◆ Exercise brief ◆
Please reproduce the forum thread about speeding up remove_if below word for word, from "remove_if<L,Pred> = partition<L,Pred>::second_type" up to and including "share some ideas.".

── Text passage

I would like to get it working faster. After getting sort so fast remove_if, split and to a lesser extent join are probable the biggest performance bottlenecks in kvasir.io. Especially since lists of 500 elements are quite possible and clang is gaining traction in the embedded field I would like it to work with clang defaults.

[jonathanpoelen]

remove_if<L,Pred> = partition<L,Pred>::second_type and partition works with more than 1800 elements with clang.

[brunocodutra]

Just found out about your work on Brigand, which looks very similar to my work on Metal, so perhaps we can share some ideas.

You may implement removeif and also other similar algorithms using [tree-like folds](https://en.wikipedia.org/wiki/Fold%28higher-order_function%29#Linear_vs._tree-like_folds) that only recurse Log2(N) times (I call it reduce). Basicaly you transform the list using variadic expansion so that every element that should stay in the list is mapped to a list containing this single element, while elements that should be removed are mapped to an empty list. Then you reduce the list of lists, into a single list by concatenating the inner lists pairwise.

I've successfully tested this approach for lists containing several thousands of elements without needing to increase the limits of recursive instantiation. Please refer to metal::remove_if

[odinthenerd]

not a bad idea, how does your join using reduce compare to just a plain old fast tracked recursive join in compilation speed? Seems like something like this (excuse my lazy psydocode)

template<typename...T1s, ... typename T16s, typename... Ls>
struct join<list<T1s...>, ... list<T16s>> : join<list<T1s..., ... list<T16s>>, Ls...>{};

should be faster on smaller (less than 200 elements) lists any way. I do agree there is a point where N/16 + N%16 is not less than Log2(N) but I would also argue that the constant is much higher in your case as well. The question is whether lists which are big enough to merit your method are actually practical in context.

[brunocodutra]

Well to be honest I have ruled out such optimizations as unrolling recursive instantiations during the development of Metal, as it leads to excessive repetition of boilerplate code, which in turn makes the abuse of the preprocessor too tempting to resist and I made the point keep Metal free of macros and the LOC count as low as I possibly could. Later this evening I will give you exact numbers, but if I remember it well it takes just a second or two on my personal laptop to join something like 1000 lists.

────
── Extracted entries

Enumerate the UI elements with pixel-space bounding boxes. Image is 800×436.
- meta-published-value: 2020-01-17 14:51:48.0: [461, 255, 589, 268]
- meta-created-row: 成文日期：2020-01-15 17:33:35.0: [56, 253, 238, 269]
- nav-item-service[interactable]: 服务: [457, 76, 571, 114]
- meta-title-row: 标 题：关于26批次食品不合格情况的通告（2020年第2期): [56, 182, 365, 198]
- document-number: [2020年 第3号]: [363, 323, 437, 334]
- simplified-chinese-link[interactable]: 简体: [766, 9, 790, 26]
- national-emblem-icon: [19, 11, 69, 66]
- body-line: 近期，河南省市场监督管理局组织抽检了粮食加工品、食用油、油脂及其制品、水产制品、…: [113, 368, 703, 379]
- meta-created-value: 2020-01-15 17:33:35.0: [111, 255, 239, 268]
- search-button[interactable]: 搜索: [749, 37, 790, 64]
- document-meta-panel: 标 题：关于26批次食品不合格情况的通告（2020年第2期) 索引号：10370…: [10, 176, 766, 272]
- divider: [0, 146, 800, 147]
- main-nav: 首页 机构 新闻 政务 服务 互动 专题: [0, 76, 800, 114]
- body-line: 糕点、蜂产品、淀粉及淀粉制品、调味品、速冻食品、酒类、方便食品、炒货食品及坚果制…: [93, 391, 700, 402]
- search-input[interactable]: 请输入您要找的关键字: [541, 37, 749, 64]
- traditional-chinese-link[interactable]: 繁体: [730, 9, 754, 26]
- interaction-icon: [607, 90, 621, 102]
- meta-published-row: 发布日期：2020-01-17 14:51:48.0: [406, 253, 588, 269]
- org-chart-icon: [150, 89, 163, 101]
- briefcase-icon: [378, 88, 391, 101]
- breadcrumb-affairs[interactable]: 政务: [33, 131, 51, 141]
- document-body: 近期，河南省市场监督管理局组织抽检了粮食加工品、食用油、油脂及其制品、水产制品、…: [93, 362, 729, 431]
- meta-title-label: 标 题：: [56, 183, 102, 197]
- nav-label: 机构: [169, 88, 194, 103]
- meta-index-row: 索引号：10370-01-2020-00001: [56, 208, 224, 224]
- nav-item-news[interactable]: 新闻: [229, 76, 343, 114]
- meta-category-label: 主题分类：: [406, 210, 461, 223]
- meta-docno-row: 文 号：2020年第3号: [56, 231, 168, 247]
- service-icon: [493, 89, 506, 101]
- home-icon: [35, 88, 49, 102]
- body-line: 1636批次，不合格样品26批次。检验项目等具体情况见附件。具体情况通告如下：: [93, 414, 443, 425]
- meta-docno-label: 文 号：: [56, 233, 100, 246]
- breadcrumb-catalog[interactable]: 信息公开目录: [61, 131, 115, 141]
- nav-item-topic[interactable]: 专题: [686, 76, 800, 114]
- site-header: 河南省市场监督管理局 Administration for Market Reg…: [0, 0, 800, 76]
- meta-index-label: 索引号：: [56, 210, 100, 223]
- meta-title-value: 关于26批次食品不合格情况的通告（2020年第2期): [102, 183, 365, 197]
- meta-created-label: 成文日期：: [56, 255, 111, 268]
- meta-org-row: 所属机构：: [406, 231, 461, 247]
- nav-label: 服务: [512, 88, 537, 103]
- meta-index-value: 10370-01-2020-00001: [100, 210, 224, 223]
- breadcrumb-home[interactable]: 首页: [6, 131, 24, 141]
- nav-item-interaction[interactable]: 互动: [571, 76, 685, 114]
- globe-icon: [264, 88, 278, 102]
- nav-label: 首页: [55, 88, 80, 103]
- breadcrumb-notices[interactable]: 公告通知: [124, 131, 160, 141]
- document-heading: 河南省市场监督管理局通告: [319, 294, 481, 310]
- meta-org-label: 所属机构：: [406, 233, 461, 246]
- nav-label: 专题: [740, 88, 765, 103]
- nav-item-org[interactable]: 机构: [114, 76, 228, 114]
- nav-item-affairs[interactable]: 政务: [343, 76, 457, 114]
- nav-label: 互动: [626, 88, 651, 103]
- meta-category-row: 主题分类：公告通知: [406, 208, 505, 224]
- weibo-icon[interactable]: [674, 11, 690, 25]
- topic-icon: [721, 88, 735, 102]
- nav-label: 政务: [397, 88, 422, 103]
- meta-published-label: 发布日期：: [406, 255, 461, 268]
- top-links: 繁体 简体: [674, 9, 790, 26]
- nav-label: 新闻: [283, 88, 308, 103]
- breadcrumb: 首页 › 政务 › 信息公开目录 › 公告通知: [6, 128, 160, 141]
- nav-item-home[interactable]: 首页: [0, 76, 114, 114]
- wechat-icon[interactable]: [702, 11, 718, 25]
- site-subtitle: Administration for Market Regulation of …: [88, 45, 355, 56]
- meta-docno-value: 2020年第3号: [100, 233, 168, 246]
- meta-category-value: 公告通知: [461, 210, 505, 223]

────

◆ Response to the task ◆
remove_if<L,Pred> = partition<L,Pred>::second_type and partition works with more than 1800 elements with clang.

[brunocodutra]

Just found out about your work on Brigand, which looks very similar to my work on Metal, so perhaps we can share some ideas.